--- start DATA ROWS ---
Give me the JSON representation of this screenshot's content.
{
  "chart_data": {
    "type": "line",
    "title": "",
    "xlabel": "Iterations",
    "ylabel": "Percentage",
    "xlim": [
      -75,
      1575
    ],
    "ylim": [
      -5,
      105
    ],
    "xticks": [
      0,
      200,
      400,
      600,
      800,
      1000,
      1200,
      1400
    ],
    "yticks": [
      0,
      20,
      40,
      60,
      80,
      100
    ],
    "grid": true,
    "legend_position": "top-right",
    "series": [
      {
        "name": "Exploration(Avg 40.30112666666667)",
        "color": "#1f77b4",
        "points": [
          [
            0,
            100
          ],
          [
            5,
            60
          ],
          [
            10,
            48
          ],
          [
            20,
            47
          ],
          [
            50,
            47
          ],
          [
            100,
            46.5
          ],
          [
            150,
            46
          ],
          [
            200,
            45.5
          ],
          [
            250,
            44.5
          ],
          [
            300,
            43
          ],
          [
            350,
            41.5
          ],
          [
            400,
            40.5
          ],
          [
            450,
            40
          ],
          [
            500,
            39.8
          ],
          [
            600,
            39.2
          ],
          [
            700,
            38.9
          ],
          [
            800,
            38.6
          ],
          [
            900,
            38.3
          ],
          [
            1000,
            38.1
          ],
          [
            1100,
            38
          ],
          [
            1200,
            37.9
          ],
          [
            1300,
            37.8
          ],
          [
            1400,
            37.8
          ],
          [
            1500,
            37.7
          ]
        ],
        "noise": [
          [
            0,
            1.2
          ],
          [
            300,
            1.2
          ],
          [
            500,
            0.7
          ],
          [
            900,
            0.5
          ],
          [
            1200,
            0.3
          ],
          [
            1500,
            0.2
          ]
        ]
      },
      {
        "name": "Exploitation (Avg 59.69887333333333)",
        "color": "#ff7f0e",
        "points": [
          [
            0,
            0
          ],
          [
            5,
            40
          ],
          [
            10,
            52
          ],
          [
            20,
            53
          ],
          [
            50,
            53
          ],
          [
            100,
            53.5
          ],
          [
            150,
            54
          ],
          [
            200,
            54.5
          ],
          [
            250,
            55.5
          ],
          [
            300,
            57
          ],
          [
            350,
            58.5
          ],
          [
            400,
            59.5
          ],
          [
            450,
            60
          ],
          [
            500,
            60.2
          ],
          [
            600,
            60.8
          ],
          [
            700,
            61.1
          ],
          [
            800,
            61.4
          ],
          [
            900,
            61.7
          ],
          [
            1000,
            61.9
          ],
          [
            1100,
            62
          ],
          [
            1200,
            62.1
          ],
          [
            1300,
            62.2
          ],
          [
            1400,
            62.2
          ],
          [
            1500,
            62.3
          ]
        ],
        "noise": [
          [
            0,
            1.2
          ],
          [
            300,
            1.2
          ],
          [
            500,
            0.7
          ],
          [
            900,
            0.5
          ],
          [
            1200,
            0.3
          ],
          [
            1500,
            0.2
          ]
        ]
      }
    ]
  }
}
--- end DATA ROWS ---
- **DESCRIPTION OF THE TASK**: Pick out all the lines with the word "name" in them and copy them.

- **EXERCISE OUTPUT**:
        "name": "Exploration(Avg 40.30112666666667)",
        "name": "Exploitation (Avg 59.69887333333333)",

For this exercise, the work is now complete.